EXERCISE GOAL: Skip the images. Copy the records exactly as written.

MATERIAL FOR THIS TASK:
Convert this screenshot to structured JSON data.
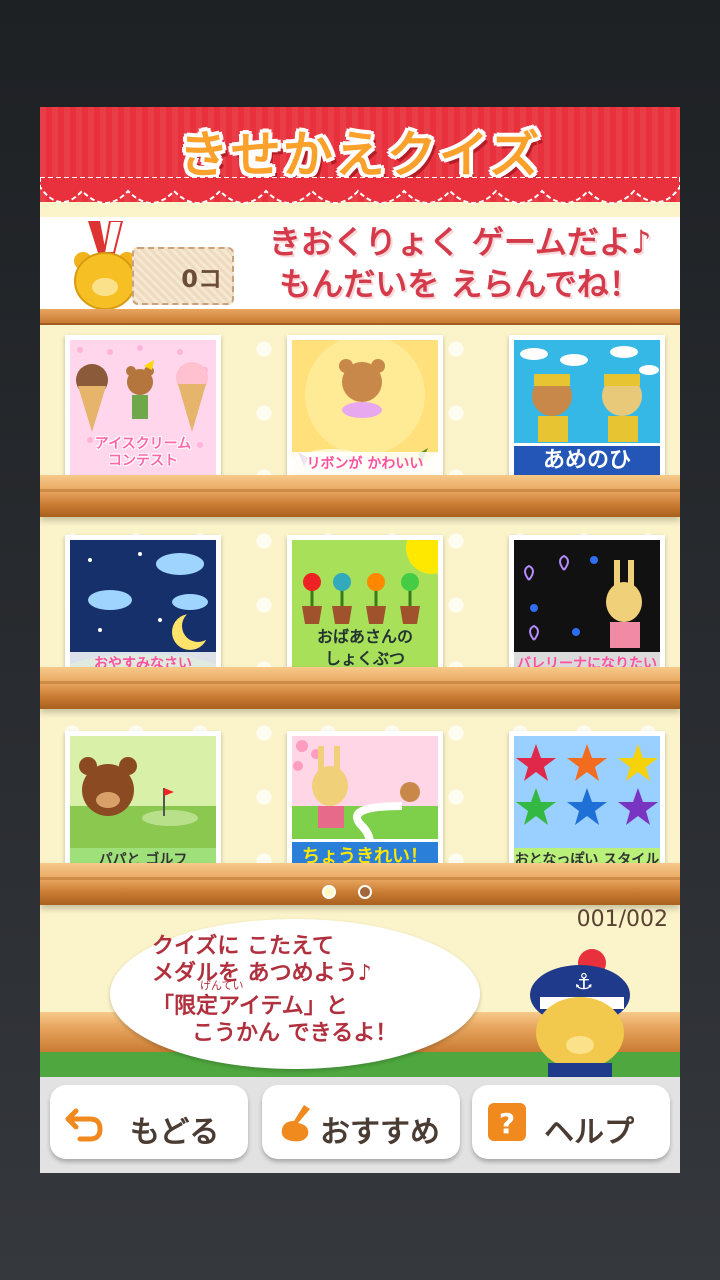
{
  "header": {
    "title": "きせかえクイズ"
  },
  "info": {
    "medal_count": "0コ",
    "message_line1": "きおくりょく ゲームだよ♪",
    "message_line2": "もんだいを えらんでね！"
  },
  "quizzes": [
    {
      "label": "アイスクリーム\nコンテスト"
    },
    {
      "label": "リボンが かわいい"
    },
    {
      "label": "あめのひ"
    },
    {
      "label": "おやすみなさい"
    },
    {
      "label": "おばあさんの\nしょくぶつ"
    },
    {
      "label": "バレリーナになりたい"
    },
    {
      "label": "パパと ゴルフ"
    },
    {
      "label": "ちょうきれい！"
    },
    {
      "label": "おとなっぽい スタイル"
    }
  ],
  "pagination": {
    "page": "001/002",
    "current": 1,
    "total": 2
  },
  "bubble": {
    "line1": "クイズに こたえて",
    "line2": "メダルを あつめよう♪",
    "line3": "「限定アイテム」と",
    "line4": "こうかん できるよ！",
    "ruby": "げんてい"
  },
  "buttons": {
    "back": "もどる",
    "recommend": "おすすめ",
    "help": "ヘルプ"
  },
  "colors": {
    "header_red": "#e8313c",
    "title_orange": "#f9a12b",
    "accent_text": "#d43a4a"
  }
}
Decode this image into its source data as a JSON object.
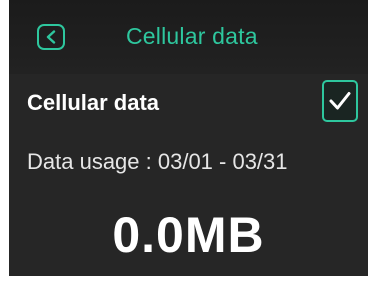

FINISHED ANSWER:
Convert this screenshot to structured JSON data.
{
  "header": {
    "title": "きせかえクイズ"
  },
  "info": {
    "medal_count": "0コ",
    "message_line1": "きおくりょく ゲームだよ♪",
    "message_line2": "もんだいを えらんでね！"
  },
  "quizzes": [
    {
      "label": "アイスクリーム\nコンテスト"
    },
    {
      "label": "リボンが かわいい"
    },
    {
      "label": "あめのひ"
    },
    {
      "label": "おやすみなさい"
    },
    {
      "label": "おばあさんの\nしょくぶつ"
    },
    {
      "label": "バレリーナになりたい"
    },
    {
      "label": "パパと ゴルフ"
    },
    {
      "label": "ちょうきれい！"
    },
    {
      "label": "おとなっぽい スタイル"
    }
  ],
  "pagination": {
    "page": "001/002",
    "current": 1,
    "total": 2
  },
  "bubble": {
    "line1": "クイズに こたえて",
    "line2": "メダルを あつめよう♪",
    "line3": "「限定アイテム」と",
    "line4": "こうかん できるよ！",
    "ruby": "げんてい"
  },
  "buttons": {
    "back": "もどる",
    "recommend": "おすすめ",
    "help": "ヘルプ"
  },
  "colors": {
    "header_red": "#e8313c",
    "title_orange": "#f9a12b",
    "accent_text": "#d43a4a"
  }
}
Decode this image into its source data as a JSON object.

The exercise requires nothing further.